AUSGEWÄHLTER TEXT:
.....

Wie auch andere Handwerksbetriebe – Schuhmacher, Dachdecker oder Tischler – schlossen sich Anfang des Jahrhunderts auch die Glasermeister zu zahlreichen Einkaufsgenossenschaften in ganz Deutschland zusammen, um günstiger einkaufen zu können. Nun sollte in Berlin eine Zentrale der Glasermeistergenossenschaft gegründet werden. Dazu kauften die Genossen ein großes Grundstück, das von der Blücherstraße bis zur Fürbringer Straße reichte und in dem gleich fünf Gewerbehöfe mit einer Laufkatze und einem Kran zum Verladen der Glasscheiben entstanden. Das Anwesen der Glasermeister war groß genug, damit schon 1910, am Tag der feierlichen Einweihung, eine Etage der verklinkerten Hinterhofgebäude an die Druckerei Javitz verpachtet werden konnte. Exakt 100 Jahre lang blieben die Drucker in der Blücherstraße. Dann wurde das Gebäude an eine ausländische Firma verkauft. Drei Jahre später zogen die Drucker an den Stadtrand.


»Hier waren viele Drucker, lauter nette Leute. Man kannte sich, plauderte miteinander. Und als Brandt – der alte Hausmeister mit dem Stumpen im Mundwinkel – irgendwann nicht mehr konnte, da kümmerte sich die Chefin von der Druckerei gegenüber und brachte ihm zu Essen in die Wohnung und so. Heute ist das anders. Heute kennt man sich nicht mehr. Ist ja auch klar: Damals arbeiteten auf 300 Quadratmetern fünf Leute, heute sitzen auf der gleichen Fläche 100 vor den Computern.« Detlef Baltrock, Absolvent der UDK und kein unbekannter Künstler, zog 1979 in eine der vier kleinen Bediensteten-Wohnungen im 5. Hinterhof und kann sich noch gut an die alten Mieter auf dem Gewerbehof erinnern.

Produziert wird heute kaum noch etwas in der Blücherstraße, und die »Ware« verlässt den Hof auch nicht mehr mit dem Pferdefuhrwerk oder dem Lastwagen, sondern über das Internetkabel. Die einstöckigen Stallgebäude und die Remisen für die Kutschen aber sind alle noch da, der alte Brandt konnte noch das Stroh von den Wänden kratzen, als er über seinem Büro den alten Heuschober saubermachte. Aber von dem Kino, das einmal im Vorderhaus gewesen ist – lange, bevor die Sparkasse kam und ein riesiges Loch in die Gründerzeitfassade riss, um in der ehemaligen Zentrale der Glasermeister eine große Glasfront einzusetzen – ist keine Spur mehr zu sehen. Auch die bleiverglasten Fenster im Treppenhaus wären der Modernisierungswut und Profitgier des Investors zum Opfer gefallen, hätte der Denkmalschutz nicht Einspruch erhoben und die Glaskunstwerke gerettet.

.....

Gespeicherte Datensätze
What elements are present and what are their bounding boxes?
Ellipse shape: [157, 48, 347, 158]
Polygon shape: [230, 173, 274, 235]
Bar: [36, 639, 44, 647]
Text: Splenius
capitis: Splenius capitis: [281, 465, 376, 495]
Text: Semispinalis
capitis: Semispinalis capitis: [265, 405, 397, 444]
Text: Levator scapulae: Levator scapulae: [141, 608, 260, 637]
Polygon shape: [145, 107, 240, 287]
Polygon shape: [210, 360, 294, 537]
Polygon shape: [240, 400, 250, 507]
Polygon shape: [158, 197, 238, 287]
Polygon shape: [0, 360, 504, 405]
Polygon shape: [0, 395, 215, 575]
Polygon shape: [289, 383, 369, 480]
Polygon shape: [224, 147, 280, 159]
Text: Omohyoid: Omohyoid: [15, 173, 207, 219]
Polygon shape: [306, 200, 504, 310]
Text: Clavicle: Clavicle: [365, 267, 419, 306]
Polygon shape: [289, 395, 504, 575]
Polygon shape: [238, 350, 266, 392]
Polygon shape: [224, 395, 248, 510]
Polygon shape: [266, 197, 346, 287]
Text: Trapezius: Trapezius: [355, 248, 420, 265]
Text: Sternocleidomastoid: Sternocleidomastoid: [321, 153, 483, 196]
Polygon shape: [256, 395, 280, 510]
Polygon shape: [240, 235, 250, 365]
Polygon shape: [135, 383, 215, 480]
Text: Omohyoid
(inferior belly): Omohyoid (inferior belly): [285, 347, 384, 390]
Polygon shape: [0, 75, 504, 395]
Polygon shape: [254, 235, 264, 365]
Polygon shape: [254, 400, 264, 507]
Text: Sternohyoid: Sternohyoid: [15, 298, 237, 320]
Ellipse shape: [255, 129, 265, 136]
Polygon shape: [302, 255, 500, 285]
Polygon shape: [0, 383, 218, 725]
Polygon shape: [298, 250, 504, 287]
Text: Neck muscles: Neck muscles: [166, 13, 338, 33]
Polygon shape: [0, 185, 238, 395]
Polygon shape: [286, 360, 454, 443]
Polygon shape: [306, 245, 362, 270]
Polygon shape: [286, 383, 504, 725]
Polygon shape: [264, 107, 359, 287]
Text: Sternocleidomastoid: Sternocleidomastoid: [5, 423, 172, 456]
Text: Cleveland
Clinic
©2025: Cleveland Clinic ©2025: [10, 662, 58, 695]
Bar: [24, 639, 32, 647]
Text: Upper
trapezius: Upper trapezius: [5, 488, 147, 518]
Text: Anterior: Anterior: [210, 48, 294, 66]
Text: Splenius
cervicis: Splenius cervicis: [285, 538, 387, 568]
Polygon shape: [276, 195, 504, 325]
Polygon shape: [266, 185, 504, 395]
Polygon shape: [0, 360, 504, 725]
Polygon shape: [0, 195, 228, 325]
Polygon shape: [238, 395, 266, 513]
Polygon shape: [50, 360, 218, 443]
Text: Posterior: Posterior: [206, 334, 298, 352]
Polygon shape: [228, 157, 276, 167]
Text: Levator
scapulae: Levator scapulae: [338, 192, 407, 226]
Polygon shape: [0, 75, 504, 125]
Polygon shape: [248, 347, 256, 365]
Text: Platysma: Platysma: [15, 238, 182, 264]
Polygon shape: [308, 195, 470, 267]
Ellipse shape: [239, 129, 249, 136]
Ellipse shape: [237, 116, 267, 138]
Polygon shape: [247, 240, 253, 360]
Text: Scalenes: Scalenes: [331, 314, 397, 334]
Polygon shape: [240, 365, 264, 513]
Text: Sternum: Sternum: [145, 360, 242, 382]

.....

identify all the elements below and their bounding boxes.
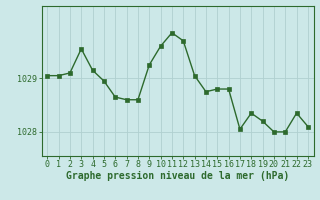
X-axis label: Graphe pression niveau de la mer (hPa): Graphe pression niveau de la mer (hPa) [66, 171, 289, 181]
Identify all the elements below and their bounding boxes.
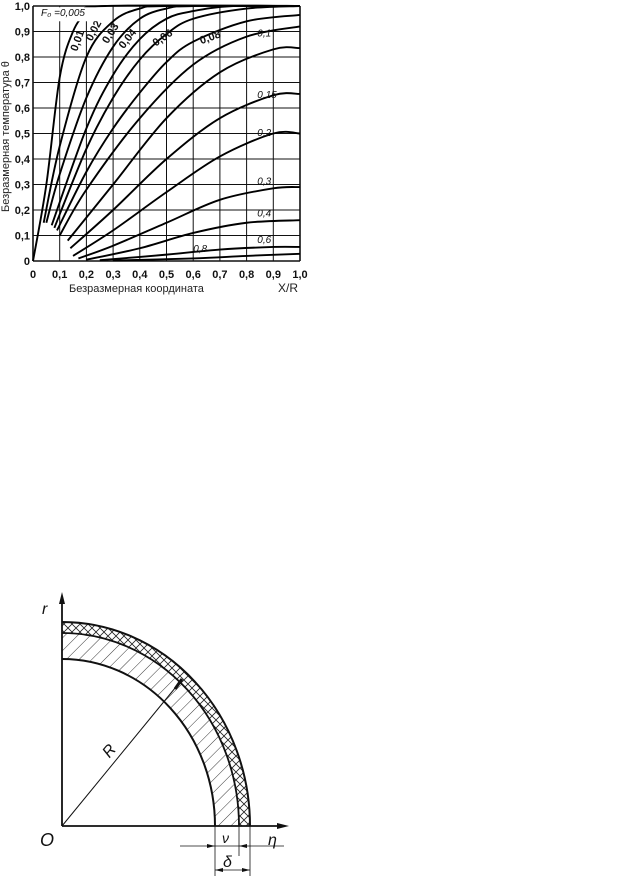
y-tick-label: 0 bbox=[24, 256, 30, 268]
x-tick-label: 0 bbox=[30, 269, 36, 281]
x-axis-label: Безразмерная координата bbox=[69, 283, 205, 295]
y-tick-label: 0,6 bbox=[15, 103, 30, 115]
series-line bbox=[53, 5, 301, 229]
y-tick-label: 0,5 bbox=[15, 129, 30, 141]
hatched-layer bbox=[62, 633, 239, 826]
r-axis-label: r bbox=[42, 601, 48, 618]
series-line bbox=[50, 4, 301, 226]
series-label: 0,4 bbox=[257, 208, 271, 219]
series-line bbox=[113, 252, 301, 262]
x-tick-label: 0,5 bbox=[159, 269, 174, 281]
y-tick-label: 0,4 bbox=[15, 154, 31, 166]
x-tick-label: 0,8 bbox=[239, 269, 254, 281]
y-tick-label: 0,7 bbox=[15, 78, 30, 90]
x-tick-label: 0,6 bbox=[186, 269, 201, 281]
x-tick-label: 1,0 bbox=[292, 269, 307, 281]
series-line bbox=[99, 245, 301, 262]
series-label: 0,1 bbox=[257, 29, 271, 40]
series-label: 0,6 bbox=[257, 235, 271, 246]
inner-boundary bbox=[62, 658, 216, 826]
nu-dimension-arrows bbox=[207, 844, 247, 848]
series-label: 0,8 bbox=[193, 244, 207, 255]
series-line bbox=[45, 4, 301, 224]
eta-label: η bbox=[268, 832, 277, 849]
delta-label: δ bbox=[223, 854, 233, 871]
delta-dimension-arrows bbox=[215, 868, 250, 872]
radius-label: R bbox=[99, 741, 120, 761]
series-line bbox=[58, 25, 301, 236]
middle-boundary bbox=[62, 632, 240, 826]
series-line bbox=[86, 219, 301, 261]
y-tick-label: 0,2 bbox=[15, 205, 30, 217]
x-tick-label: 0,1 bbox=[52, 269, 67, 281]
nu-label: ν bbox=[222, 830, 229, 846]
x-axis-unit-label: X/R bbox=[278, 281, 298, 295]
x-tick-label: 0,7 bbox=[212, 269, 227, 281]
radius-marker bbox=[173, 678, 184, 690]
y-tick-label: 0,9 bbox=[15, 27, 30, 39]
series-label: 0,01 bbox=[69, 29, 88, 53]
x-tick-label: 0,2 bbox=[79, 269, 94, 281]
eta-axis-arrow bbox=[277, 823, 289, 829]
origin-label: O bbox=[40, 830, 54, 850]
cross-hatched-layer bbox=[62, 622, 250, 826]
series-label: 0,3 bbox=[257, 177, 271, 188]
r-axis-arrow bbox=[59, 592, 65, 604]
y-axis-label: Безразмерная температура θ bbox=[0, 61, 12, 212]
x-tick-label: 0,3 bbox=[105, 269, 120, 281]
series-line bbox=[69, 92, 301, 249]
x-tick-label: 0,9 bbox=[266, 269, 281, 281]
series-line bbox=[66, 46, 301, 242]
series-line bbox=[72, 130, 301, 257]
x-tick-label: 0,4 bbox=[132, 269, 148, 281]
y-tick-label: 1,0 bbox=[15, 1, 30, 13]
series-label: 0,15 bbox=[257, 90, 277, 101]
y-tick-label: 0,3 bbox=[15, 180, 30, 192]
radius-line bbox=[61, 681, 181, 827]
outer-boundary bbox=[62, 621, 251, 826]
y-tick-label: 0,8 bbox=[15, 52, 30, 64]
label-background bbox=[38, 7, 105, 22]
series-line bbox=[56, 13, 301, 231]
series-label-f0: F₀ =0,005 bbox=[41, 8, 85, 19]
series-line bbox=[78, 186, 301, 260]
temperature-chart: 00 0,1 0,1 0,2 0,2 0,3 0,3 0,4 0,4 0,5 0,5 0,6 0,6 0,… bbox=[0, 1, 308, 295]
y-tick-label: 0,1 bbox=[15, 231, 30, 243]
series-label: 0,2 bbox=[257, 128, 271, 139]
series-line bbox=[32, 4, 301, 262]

.....

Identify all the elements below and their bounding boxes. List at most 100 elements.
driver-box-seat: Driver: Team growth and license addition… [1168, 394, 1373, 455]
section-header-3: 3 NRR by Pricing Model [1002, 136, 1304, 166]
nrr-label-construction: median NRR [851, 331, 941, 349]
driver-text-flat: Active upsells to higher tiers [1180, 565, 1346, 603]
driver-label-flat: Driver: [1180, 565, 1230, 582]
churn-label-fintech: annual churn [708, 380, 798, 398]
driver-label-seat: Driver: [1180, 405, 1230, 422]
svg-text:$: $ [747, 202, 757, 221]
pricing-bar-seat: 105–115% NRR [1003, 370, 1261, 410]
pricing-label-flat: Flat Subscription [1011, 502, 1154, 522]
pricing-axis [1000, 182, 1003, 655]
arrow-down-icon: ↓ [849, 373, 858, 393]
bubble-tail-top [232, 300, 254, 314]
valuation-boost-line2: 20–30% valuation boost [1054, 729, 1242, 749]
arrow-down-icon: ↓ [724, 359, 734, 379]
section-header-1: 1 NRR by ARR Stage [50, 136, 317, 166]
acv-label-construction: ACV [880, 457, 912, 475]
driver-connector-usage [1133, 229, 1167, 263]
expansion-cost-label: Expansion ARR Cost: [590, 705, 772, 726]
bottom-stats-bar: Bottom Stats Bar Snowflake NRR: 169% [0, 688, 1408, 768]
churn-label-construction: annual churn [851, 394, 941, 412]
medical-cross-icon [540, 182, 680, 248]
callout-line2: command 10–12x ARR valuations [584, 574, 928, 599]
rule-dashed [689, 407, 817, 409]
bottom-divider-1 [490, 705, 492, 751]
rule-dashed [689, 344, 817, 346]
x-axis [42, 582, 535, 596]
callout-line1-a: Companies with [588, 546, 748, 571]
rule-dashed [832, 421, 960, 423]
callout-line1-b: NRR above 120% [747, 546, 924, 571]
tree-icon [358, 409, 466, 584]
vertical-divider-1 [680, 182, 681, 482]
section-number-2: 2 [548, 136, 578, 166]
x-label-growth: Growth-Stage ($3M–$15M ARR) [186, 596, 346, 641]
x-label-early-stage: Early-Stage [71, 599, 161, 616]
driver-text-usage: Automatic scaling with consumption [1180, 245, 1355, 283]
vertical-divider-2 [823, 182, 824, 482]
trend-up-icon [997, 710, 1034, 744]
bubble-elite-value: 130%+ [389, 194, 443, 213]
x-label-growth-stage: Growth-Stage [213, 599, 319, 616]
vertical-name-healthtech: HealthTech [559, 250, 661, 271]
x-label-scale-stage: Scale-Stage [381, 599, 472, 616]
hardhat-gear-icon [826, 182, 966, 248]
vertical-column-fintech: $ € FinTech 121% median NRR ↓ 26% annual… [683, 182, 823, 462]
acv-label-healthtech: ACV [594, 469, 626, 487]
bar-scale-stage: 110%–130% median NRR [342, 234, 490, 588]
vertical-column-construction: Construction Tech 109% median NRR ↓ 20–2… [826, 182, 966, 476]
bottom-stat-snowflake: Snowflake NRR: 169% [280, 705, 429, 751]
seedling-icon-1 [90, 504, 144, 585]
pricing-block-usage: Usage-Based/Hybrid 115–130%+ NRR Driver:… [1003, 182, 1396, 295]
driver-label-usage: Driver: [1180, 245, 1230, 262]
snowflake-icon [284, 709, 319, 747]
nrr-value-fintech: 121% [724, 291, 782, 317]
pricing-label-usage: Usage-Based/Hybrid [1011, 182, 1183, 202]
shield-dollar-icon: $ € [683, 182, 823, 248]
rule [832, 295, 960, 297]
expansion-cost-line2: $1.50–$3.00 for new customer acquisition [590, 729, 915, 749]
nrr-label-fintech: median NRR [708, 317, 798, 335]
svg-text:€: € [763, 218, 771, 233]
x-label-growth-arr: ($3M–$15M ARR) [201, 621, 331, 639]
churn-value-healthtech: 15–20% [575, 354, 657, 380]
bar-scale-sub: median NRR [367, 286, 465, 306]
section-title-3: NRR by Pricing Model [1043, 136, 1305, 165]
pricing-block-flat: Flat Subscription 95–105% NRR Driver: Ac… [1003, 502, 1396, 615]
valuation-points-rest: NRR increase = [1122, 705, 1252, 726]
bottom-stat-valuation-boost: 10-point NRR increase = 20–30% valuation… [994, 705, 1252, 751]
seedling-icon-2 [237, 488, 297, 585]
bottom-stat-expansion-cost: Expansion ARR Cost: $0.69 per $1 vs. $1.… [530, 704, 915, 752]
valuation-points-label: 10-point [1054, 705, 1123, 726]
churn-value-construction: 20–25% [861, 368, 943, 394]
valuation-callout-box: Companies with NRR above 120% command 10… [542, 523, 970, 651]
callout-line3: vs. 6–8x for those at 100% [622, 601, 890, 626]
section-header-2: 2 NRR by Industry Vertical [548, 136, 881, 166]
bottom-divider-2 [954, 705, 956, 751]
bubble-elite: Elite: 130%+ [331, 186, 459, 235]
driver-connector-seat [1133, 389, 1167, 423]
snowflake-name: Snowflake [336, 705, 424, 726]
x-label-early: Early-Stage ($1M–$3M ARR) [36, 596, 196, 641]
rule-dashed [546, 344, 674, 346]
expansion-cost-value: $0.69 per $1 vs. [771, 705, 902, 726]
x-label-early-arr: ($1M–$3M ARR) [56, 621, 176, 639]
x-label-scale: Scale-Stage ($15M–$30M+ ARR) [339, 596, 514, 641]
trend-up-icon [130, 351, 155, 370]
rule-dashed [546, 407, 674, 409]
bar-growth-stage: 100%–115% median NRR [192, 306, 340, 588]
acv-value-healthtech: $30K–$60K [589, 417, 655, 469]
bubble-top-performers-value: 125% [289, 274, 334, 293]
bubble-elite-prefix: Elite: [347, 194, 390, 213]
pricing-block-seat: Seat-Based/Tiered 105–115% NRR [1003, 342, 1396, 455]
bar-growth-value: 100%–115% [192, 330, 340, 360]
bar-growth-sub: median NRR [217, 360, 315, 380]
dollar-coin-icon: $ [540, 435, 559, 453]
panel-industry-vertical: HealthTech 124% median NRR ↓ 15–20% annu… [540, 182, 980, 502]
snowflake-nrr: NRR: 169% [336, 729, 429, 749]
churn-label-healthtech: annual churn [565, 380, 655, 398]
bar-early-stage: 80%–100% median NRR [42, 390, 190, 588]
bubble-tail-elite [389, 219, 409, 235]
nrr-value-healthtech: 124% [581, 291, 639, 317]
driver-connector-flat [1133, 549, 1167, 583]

.....

DIE AUFGABE:
Entnimm dem Text über den Gewerbehof in der Blücherstraße wortgetreu die Stelle von „Produziert wird heute“ bis einschließlich „die Glaskunstwerke gerettet.“.

DAS ERGEBNIS:
Produziert wird heute kaum noch etwas in der Blücherstraße, und die »Ware« verlässt den Hof auch nicht mehr mit dem Pferdefuhrwerk oder dem Lastwagen, sondern über das Internetkabel. Die einstöckigen Stallgebäude und die Remisen für die Kutschen aber sind alle noch da, der alte Brandt konnte noch das Stroh von den Wänden kratzen, als er über seinem Büro den alten Heuschober saubermachte. Aber von dem Kino, das einmal im Vorderhaus gewesen ist – lange, bevor die Sparkasse kam und ein riesiges Loch in die Gründerzeitfassade riss, um in der ehemaligen Zentrale der Glasermeister eine große Glasfront einzusetzen – ist keine Spur mehr zu sehen. Auch die bleiverglasten Fenster im Treppenhaus wären der Modernisierungswut und Profitgier des Investors zum Opfer gefallen, hätte der Denkmalschutz nicht Einspruch erhoben und die Glaskunstwerke gerettet.